(EXERCISE PROMPT)
Pull every line that holds the word "Bruxelles" from the entries.

## BEGIN

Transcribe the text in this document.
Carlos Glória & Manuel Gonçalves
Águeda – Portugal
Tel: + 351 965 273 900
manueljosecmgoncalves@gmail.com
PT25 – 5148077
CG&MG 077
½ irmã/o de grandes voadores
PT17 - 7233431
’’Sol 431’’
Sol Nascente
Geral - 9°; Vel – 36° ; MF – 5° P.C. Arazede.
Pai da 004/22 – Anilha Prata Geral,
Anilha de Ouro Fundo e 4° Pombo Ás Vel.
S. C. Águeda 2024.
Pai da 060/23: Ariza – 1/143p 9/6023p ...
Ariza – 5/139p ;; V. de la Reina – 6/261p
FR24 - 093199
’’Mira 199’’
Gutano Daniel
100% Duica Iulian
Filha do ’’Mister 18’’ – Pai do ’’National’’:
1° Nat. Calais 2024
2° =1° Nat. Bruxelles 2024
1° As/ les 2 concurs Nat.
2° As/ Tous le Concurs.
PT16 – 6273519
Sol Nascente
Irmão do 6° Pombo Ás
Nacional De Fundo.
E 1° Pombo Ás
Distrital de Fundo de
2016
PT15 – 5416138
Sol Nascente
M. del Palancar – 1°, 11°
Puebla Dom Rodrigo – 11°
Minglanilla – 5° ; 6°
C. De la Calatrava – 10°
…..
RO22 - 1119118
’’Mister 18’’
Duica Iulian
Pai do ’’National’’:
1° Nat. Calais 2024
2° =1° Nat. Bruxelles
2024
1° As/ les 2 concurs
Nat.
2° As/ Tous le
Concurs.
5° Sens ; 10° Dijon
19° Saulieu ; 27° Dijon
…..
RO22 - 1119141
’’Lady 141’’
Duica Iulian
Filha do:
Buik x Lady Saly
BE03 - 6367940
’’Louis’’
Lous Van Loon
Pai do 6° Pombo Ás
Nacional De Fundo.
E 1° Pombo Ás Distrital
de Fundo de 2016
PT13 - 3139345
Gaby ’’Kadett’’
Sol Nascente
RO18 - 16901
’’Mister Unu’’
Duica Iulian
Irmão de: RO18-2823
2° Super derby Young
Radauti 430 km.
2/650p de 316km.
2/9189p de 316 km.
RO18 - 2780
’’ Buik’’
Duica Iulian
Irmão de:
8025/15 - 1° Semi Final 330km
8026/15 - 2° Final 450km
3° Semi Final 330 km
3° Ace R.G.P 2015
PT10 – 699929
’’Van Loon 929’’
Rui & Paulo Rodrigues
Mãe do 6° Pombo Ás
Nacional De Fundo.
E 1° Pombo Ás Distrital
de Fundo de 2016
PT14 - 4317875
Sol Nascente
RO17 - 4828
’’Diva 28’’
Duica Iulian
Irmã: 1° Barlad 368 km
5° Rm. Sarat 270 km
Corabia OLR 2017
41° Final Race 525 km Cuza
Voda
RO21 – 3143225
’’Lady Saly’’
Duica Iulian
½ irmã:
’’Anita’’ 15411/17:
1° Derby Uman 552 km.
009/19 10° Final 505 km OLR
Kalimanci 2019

## END

(FINISHED TASK)
2° =1° Nat. Bruxelles 2024
2° =1° Nat. Bruxelles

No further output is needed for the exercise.